» **PROMPT**
Duplicate the records between the line holding "divider [33,294,498,295]" and the line holding "article-column-2-top [192,4,344,225]", inclusive, reproducing each line without any change.

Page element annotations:
>> BEGIN

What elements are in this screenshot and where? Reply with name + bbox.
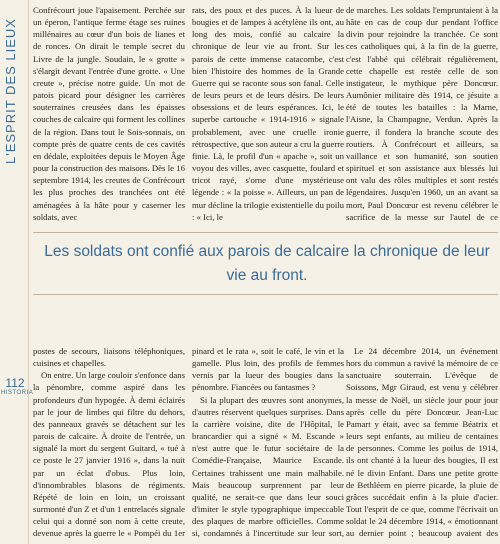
divider [33,294,498,295]
article-column-1-bottom [33,345,185,541]
magazine-name: HISTORIA [1,390,34,396]
article-column-2-top [192,4,344,225]
paragraph: On entre. Un large couloir s'enfonce dans la pénombre, comme aspiré dans les profondeurs d'un hypogée. À demi éclairés par le jour de limbes qui filtre du dehors, des panneaux gravés se détachent sur les parois de calcaire. À droite de l'entrée, un signalé la mort du sergent Guitard, « tué à ce poste le 27 janvier 1916 », dans la nuit par un éclat d'obus. Plus loin, d'innombrables blasons de régiments. Répété de loin en loin, un croissant surmonté d'un Z et d'un 1 entrelacés signale celui qui a donné son nom à cette creute, devenue après la guerre le « Pompéi du 1er [33,370,185,539]
article-column-3-top [346,4,498,225]
pull-quote: Les soldats ont confié aux parois de calcaire la chronique de leur vie au front. [44,243,490,284]
article-column-1-top [33,4,185,225]
paragraph: pinard et le rata », soit le café, le vin et la gamelle. Plus loin, des profils de femmes vernis par la lueur des bougies dans la pénombre. Fiancées ou fantasmes ? [192,346,344,393]
paragraph: Confrécourt joue l'apaisement. Perchée sur un éperon, l'antique ferme étage ses ruines millénaires au cœur d'un bois de lianes et de ronces. On dirait le temple secret du Livre de la jungle. Soudain, le « grotte » s'élargit devant l'entrée d'une grotte. « Une creute », précise notre guide. Un mot de patois picard pour désigner les carrières souterraines creusées dans les épaisses couches de calcaire qui forment les collines de la région. Dans tout le Sois-sonnais, on compte près de quatre cents de ces cavités en dédale, exploitées depuis le Moyen Âge pour la construction des maisons. Dès le 16 septembre 1914, les creutes de Confrécourt les plus proches des tranchées ont été aménagées à la hâte pour y caserner les soldats, avec [33,5,185,222]
article-column-3-bottom [346,345,498,541]
paragraph: postes de secours, liaisons téléphoniques, cuisines et chapelles. [33,346,185,369]
paragraph: de marches. Les soldats l'empruntaient à la hâte en cas de coup dur pendant l'office divin pour rejoindre la tranchée. Ce sont ces catholiques qui, à la fin de la guerre, c'est l'abbé qui célébrait régulièrement, cette chapelle est restée celle de son instigateur, le mythique père Doncœur. Aumônier militaire dès 1914, ce jésuite a été de toutes les batailles : la Marne, l'Aisne, la Champagne, Verdun. Après la guerre, il fondera la branche scoute des routiers. À Confrécourt et ailleurs, sa vaillance et son humanité, son soutien spirituel et son assistance aux blessés lui ont valu des rôles multiples et sont restés légendaires. Jusqu'en 1960, un an avant sa mort, Paul Doncœur est revenu célébrer le sacrifice de la messe sur l'autel de ce [346,5,498,222]
side-rail [0,0,34,544]
paragraph: Le 24 décembre 2014, un événement hors du commun a ravivé la mémoire de ce sanctuaire souterrain. L'évêque de Soissons, Mgr Giraud, est venu y célébrer la messe de Noël, un siècle jour pour jour après celle du père Doncœur. Jean-Luc Pamart y était, avec sa femme Béatrix et leurs sept enfants, au milieu de centaines de personnes. Comme les poilus de 1914, ils ont chanté à la lueur des bougies, Il est né le divin Enfant. Dans une petite grotte de Bethléem en pierre picarde, la pluie de grâces succédait enfin à la pluie d'acier. Tout l'esprit de ce que, comme l'écrivait un soldat le 24 décembre 1914, « émotionnant au dernier point ; beaucoup avaient des [346,346,498,539]
article-column-2-bottom [192,345,344,541]
page-number: 112 [5,376,25,390]
paragraph: Si la plupart des œuvres sont anonymes, d'autres réservent quelques surprises. Dans la carrière voisine, dite de l'Hôpital, le brancardier qui a signé « M. Escande » n'est autre que le futur sociétaire de la Comédie-Française, Maurice Escande. Certaines trahissent une main malhabile. Mais beaucoup surprennent par leur qualité, ne serait-ce que dans leur souci d'imiter le style typographique impeccable des plaques de marbre officielles. Comme si, condamnés à l'incertitude sur leur sort, [192,394,344,539]
section-title: L'ESPRIT DES LIEUX [3,18,18,164]
divider [33,232,498,233]
paragraph: rats, des poux et des puces. À la lueur de bougies et de lampes à acétylène ils ont, au long des mois, confié au calcaire la chronique de leur vie au front. Sur les parois de cette immense catacombe, c'est bien l'histoire des hommes de la Grande Guerre qui se raconte sous son fanal. Celle de leurs peurs et de leurs désirs. De leurs obsessions et de leurs espérances. Ici, le superbe cartouche « 1914-1916 » signale probablement, avec une cruelle ironie rétrospective, que son auteur a cru la guerre finie. Là, le profil d'un « apache », soit un voyou des villes, avec casquette, foulard et tricot rayé, s'orne d'une mystérieuse légende : « la poisse ». Ailleurs, un pan de mur décline la trilogie existentielle du poilu : « Ici, le [192,5,344,222]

>> END

» **WRITTEN SOLUTION**
divider [33,294,498,295]
article-column-1-bottom [33,345,185,541]
magazine-name: HISTORIA [1,390,34,396]
article-column-2-top [192,4,344,225]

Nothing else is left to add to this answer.